• WHAT IS EXPECTED:
Nothing should be left out: output all of the entries exactly.

• MATERIAL FOR THIS TASK:
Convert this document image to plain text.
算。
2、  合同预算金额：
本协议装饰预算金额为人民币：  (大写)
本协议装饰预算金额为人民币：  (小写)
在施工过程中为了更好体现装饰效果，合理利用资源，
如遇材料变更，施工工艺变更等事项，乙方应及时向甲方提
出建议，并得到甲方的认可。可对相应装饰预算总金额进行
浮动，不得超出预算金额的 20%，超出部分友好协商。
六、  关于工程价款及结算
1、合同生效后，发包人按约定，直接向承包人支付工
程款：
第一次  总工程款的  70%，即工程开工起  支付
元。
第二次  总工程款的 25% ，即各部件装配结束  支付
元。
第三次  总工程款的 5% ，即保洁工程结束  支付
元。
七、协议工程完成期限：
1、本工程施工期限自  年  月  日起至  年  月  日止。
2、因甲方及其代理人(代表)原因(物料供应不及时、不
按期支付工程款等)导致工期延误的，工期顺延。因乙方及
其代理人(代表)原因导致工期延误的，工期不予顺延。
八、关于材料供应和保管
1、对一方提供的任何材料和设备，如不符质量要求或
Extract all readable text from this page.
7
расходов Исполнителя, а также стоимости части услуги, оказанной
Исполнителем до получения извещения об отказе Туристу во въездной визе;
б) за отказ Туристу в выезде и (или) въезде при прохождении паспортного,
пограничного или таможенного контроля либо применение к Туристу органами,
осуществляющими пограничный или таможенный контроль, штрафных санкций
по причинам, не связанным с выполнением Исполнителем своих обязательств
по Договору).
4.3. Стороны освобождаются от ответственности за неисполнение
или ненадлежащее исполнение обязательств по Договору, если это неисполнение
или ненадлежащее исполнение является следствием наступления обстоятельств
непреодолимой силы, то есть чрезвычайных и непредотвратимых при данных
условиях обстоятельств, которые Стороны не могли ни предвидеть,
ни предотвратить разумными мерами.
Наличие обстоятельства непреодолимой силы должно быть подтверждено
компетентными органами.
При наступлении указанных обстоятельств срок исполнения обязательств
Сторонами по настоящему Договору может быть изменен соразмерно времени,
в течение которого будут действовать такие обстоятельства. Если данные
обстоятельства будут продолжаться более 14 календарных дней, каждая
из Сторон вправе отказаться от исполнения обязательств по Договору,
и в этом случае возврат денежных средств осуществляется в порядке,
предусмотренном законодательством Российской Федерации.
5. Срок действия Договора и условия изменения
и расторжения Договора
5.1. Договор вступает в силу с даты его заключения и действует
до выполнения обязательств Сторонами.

• TASK OUTPUT:
Convert this document image to plain text.
算。
2、  合同预算金额：
本协议装饰预算金额为人民币：  (大写)
本协议装饰预算金额为人民币：  (小写)
在施工过程中为了更好体现装饰效果，合理利用资源，
如遇材料变更，施工工艺变更等事项，乙方应及时向甲方提
出建议，并得到甲方的认可。可对相应装饰预算总金额进行
浮动，不得超出预算金额的 20%，超出部分友好协商。
六、  关于工程价款及结算
1、合同生效后，发包人按约定，直接向承包人支付工
程款：
第一次  总工程款的  70%，即工程开工起  支付
元。
第二次  总工程款的 25% ，即各部件装配结束  支付
元。
第三次  总工程款的 5% ，即保洁工程结束  支付
元。
七、协议工程完成期限：
1、本工程施工期限自  年  月  日起至  年  月  日止。
2、因甲方及其代理人(代表)原因(物料供应不及时、不
按期支付工程款等)导致工期延误的，工期顺延。因乙方及
其代理人(代表)原因导致工期延误的，工期不予顺延。
八、关于材料供应和保管
1、对一方提供的任何材料和设备，如不符质量要求或
Extract all readable text from this page.
7
расходов Исполнителя, а также стоимости части услуги, оказанной
Исполнителем до получения извещения об отказе Туристу во въездной визе;
б) за отказ Туристу в выезде и (или) въезде при прохождении паспортного,
пограничного или таможенного контроля либо применение к Туристу органами,
осуществляющими пограничный или таможенный контроль, штрафных санкций
по причинам, не связанным с выполнением Исполнителем своих обязательств
по Договору).
4.3. Стороны освобождаются от ответственности за неисполнение
или ненадлежащее исполнение обязательств по Договору, если это неисполнение
или ненадлежащее исполнение является следствием наступления обстоятельств
непреодолимой силы, то есть чрезвычайных и непредотвратимых при данных
условиях обстоятельств, которые Стороны не могли ни предвидеть,
ни предотвратить разумными мерами.
Наличие обстоятельства непреодолимой силы должно быть подтверждено
компетентными органами.
При наступлении указанных обстоятельств срок исполнения обязательств
Сторонами по настоящему Договору может быть изменен соразмерно времени,
в течение которого будут действовать такие обстоятельства. Если данные
обстоятельства будут продолжаться более 14 календарных дней, каждая
из Сторон вправе отказаться от исполнения обязательств по Договору,
и в этом случае возврат денежных средств осуществляется в порядке,
предусмотренном законодательством Российской Федерации.
5. Срок действия Договора и условия изменения
и расторжения Договора
5.1. Договор вступает в силу с даты его заключения и действует
до выполнения обязательств Сторонами.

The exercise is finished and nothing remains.